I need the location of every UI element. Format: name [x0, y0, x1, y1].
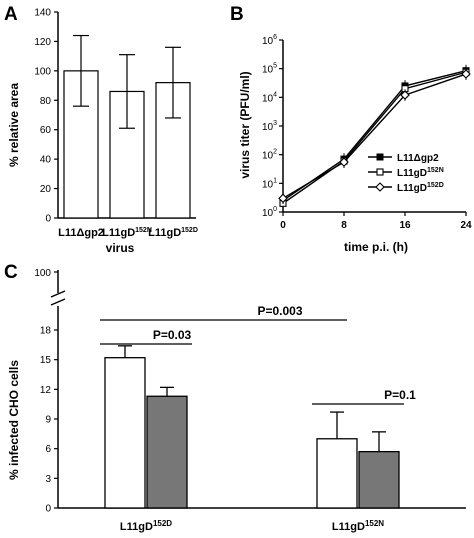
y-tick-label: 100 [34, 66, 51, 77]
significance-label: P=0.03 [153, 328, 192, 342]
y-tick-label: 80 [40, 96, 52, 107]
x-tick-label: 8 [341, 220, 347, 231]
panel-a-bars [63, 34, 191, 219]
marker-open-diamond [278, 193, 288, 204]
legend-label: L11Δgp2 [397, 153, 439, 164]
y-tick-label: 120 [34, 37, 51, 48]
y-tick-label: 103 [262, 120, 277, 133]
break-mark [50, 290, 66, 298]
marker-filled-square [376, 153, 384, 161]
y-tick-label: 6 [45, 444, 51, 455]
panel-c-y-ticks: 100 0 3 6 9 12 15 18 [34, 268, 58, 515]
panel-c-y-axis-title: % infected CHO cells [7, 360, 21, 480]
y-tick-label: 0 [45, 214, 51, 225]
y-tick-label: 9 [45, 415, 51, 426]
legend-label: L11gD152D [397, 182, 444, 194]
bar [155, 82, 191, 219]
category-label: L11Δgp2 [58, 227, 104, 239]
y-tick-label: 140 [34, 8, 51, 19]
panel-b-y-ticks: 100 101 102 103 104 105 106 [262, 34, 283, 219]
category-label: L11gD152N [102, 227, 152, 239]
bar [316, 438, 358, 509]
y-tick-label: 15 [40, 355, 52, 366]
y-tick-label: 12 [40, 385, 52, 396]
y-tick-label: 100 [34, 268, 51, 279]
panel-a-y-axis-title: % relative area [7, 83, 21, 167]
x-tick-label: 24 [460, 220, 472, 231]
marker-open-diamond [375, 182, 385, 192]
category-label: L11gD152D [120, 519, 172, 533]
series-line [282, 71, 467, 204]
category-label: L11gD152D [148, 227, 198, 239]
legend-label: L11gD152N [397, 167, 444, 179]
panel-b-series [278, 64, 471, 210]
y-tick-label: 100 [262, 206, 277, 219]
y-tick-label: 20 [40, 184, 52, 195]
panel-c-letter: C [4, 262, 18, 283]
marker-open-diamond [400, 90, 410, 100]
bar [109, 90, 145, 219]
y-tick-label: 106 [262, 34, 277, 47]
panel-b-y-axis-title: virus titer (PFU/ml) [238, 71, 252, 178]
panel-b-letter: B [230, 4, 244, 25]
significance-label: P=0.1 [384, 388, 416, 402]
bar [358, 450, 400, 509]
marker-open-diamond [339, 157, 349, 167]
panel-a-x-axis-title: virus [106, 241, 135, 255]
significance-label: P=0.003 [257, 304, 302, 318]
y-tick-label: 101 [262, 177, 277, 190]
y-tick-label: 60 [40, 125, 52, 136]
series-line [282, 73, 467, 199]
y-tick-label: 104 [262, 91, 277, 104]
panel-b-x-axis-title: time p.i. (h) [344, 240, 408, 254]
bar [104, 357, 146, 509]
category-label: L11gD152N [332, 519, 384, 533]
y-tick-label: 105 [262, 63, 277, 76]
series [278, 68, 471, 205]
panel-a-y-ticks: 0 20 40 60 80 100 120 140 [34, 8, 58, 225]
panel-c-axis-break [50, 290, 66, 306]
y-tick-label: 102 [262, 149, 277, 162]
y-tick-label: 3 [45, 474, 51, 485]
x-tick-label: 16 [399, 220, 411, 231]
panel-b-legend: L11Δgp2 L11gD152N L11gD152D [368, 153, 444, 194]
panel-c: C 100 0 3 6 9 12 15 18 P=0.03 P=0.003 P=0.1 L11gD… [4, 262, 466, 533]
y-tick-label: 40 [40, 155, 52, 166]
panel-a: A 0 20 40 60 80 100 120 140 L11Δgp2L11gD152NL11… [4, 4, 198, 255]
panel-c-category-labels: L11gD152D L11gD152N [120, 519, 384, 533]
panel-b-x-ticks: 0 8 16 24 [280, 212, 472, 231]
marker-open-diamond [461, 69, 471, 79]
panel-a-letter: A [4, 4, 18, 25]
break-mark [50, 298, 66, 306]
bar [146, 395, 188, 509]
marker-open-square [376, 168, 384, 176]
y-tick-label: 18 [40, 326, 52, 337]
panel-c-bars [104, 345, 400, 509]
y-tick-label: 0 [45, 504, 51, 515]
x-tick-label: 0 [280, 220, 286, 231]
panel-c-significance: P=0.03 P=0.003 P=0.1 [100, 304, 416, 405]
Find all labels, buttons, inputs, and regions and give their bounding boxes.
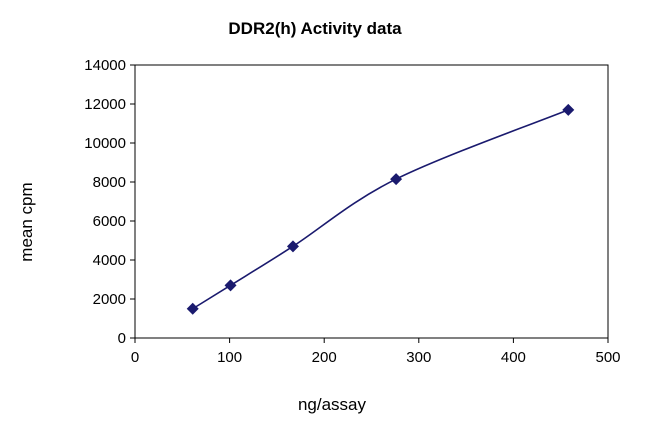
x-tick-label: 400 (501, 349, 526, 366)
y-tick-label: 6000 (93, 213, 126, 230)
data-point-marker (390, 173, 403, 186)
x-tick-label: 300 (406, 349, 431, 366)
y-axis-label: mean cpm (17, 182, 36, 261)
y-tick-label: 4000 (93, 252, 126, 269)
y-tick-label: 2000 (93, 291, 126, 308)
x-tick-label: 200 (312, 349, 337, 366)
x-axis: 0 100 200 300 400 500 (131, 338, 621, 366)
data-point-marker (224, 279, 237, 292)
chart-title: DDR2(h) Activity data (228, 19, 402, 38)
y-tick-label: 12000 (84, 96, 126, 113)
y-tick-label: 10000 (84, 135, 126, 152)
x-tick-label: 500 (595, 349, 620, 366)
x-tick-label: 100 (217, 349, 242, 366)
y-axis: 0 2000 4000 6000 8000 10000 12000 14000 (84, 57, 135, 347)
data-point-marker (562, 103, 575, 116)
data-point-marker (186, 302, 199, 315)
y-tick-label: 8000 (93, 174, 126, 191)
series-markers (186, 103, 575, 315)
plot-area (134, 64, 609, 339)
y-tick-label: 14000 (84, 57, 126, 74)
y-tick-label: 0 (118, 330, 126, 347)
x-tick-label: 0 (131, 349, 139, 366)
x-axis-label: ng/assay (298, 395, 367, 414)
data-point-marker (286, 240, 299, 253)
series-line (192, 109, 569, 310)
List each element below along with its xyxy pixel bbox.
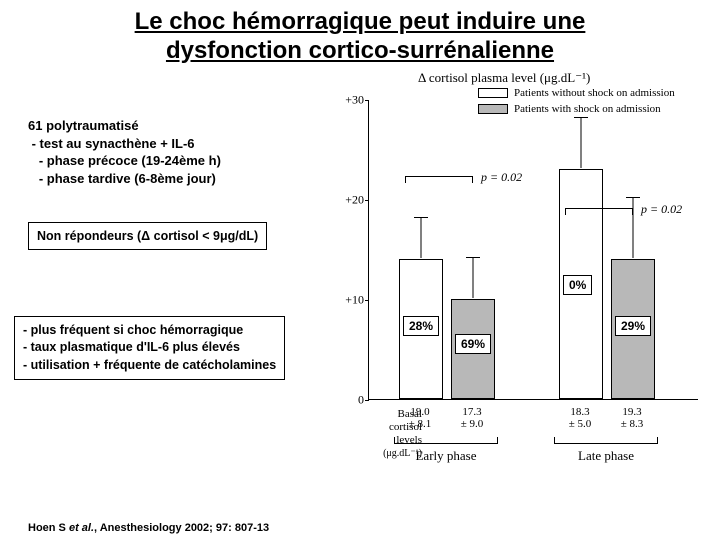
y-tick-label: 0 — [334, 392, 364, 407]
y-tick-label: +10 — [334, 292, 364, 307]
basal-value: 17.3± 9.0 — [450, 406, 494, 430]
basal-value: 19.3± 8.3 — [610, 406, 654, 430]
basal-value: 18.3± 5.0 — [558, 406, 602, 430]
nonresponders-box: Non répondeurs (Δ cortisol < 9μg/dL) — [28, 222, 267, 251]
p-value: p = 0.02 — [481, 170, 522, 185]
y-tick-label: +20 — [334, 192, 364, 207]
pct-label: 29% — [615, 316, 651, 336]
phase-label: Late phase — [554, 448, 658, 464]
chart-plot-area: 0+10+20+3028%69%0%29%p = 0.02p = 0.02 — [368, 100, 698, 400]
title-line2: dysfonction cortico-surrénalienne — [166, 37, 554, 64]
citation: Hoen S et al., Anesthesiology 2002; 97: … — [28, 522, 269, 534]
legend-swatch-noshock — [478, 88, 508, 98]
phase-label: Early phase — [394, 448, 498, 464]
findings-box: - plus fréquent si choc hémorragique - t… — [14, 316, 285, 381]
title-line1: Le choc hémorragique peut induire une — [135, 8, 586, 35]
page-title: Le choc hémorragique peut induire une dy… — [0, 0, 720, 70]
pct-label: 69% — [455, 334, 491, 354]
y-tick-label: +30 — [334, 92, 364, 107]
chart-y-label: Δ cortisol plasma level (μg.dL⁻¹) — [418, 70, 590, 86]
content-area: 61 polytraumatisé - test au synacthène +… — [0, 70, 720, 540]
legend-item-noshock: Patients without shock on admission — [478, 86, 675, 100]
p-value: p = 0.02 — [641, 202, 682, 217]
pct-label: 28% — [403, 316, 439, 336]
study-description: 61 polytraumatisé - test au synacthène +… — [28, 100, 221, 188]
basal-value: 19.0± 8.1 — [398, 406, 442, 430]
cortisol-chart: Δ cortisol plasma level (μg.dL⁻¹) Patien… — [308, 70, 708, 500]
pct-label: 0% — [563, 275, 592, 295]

------------------------------------------------

Exercise objective ->
Look through the entries above, and wherever a line holds the string "square", copy it.

Answer space ->
marker-filled-square [376, 153, 384, 161]
marker-open-square [376, 168, 384, 176]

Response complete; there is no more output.